Please retype the data from its first line through the line containing "description-count-badge: 1 [130,561,152,583]", with both of those lines included.

+++

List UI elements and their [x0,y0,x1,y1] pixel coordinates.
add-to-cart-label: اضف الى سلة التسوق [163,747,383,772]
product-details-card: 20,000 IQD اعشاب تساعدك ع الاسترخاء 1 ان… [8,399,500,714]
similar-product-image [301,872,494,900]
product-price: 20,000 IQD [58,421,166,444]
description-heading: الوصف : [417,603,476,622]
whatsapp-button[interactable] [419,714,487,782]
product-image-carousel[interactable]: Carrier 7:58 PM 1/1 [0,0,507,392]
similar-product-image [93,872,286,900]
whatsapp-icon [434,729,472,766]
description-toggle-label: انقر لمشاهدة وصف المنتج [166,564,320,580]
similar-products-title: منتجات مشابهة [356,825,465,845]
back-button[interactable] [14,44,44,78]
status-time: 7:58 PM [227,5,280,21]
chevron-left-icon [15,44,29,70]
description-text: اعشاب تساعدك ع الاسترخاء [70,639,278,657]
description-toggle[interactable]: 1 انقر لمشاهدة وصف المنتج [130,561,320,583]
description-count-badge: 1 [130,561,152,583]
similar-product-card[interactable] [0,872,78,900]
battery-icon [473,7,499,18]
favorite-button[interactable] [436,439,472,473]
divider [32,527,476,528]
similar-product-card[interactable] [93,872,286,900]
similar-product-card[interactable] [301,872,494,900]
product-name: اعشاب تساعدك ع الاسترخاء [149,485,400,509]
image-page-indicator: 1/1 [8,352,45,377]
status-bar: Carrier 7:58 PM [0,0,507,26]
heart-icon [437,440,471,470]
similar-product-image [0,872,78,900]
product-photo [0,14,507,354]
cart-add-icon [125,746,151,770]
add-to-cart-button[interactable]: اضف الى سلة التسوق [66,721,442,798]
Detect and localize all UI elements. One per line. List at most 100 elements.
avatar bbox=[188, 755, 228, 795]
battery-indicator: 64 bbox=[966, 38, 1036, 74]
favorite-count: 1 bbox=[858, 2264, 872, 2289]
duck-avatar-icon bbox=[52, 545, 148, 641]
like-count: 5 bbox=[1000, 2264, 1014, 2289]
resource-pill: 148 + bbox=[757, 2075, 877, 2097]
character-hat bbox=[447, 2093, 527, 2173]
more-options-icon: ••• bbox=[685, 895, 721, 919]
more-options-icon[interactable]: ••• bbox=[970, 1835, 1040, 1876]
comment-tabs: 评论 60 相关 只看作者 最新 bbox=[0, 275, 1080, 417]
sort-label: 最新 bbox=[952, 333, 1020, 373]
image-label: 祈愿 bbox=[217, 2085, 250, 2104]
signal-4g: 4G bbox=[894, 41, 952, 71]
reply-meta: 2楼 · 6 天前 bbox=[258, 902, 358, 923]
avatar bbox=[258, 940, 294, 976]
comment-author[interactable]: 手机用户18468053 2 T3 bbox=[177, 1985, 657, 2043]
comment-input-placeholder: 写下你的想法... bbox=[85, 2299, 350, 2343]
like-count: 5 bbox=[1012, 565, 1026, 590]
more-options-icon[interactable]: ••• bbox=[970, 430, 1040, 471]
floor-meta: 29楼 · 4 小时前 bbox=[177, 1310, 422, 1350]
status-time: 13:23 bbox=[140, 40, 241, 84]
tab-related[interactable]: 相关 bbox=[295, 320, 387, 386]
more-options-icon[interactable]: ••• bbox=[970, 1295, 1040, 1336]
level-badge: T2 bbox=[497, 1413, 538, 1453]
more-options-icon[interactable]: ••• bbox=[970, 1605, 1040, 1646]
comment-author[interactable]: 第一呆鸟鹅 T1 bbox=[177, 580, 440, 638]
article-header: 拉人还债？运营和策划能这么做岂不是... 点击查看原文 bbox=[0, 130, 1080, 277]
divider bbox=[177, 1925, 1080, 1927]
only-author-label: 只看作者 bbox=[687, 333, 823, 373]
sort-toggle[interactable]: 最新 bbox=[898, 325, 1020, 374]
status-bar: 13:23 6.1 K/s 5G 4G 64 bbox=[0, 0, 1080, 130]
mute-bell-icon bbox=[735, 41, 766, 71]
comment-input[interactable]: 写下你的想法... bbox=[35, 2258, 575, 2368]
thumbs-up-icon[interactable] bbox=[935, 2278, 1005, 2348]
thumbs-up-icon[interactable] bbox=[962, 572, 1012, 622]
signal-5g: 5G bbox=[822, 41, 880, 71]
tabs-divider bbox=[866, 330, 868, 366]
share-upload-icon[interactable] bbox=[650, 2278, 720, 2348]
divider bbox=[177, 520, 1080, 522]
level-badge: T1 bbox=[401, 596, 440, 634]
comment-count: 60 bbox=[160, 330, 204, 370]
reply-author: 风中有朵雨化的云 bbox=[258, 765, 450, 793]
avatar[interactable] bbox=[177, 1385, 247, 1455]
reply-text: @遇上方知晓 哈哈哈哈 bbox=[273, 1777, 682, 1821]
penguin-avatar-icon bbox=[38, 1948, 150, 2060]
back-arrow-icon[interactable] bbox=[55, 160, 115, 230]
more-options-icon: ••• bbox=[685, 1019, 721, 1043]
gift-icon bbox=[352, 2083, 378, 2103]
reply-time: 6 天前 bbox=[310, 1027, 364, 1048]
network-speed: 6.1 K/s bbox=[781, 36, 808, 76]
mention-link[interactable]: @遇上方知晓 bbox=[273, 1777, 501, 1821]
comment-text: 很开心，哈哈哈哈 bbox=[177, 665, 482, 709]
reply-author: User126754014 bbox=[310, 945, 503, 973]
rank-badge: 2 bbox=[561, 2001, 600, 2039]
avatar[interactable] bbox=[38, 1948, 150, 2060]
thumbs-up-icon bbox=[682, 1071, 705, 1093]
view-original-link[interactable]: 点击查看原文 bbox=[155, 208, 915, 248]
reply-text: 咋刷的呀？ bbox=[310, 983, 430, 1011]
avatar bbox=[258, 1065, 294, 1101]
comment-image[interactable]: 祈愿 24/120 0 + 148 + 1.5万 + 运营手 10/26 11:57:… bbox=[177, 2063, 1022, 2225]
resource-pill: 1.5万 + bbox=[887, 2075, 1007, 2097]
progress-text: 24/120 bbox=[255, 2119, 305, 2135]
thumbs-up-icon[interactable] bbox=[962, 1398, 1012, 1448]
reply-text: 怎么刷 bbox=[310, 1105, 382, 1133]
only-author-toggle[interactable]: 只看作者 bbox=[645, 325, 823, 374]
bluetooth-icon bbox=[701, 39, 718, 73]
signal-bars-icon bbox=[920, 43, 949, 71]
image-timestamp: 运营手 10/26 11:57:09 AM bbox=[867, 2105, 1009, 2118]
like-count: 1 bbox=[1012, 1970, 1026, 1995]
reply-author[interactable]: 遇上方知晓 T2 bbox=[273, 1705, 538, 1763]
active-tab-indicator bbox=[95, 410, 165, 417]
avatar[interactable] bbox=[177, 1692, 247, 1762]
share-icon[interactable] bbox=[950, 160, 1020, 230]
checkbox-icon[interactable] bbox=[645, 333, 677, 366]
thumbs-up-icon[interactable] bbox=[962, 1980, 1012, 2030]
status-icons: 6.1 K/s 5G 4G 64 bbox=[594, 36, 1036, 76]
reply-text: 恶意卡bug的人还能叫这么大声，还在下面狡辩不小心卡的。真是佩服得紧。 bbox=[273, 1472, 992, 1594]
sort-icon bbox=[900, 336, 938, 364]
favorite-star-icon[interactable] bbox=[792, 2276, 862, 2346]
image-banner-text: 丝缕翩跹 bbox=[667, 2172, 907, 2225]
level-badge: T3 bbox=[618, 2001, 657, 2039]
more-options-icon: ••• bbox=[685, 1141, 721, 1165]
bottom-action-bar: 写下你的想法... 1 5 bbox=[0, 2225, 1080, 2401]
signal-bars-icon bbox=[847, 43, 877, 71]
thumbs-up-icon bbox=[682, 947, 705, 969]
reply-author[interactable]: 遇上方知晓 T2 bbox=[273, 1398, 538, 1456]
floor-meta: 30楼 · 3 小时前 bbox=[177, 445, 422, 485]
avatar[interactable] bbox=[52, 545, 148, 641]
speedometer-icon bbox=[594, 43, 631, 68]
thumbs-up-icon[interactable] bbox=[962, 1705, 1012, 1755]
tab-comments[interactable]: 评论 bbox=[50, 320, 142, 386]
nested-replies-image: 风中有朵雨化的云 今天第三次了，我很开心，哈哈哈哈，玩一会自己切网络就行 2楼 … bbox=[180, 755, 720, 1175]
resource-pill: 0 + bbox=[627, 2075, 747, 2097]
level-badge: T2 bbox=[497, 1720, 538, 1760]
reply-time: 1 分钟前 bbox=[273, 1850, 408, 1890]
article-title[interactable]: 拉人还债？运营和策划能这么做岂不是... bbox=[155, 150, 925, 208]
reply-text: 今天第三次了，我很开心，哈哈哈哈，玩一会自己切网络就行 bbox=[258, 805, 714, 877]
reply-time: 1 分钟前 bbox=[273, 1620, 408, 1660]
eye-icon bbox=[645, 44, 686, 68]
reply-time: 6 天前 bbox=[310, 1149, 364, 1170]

+++

RIGHT ANSWER:
List UI elements and their [x0,y0,x1,y1] pixel coordinates.
add-to-cart-label: اضف الى سلة التسوق [163,747,383,772]
product-details-card: 20,000 IQD اعشاب تساعدك ع الاسترخاء 1 ان… [8,399,500,714]
similar-product-image [301,872,494,900]
product-price: 20,000 IQD [58,421,166,444]
description-heading: الوصف : [417,603,476,622]
whatsapp-button[interactable] [419,714,487,782]
product-image-carousel[interactable]: Carrier 7:58 PM 1/1 [0,0,507,392]
similar-product-image [93,872,286,900]
whatsapp-icon [434,729,472,766]
description-toggle-label: انقر لمشاهدة وصف المنتج [166,564,320,580]
similar-products-title: منتجات مشابهة [356,825,465,845]
back-button[interactable] [14,44,44,78]
status-time: 7:58 PM [227,5,280,21]
chevron-left-icon [15,44,29,70]
description-text: اعشاب تساعدك ع الاسترخاء [70,639,278,657]
description-toggle[interactable]: 1 انقر لمشاهدة وصف المنتج [130,561,320,583]
description-count-badge: 1 [130,561,152,583]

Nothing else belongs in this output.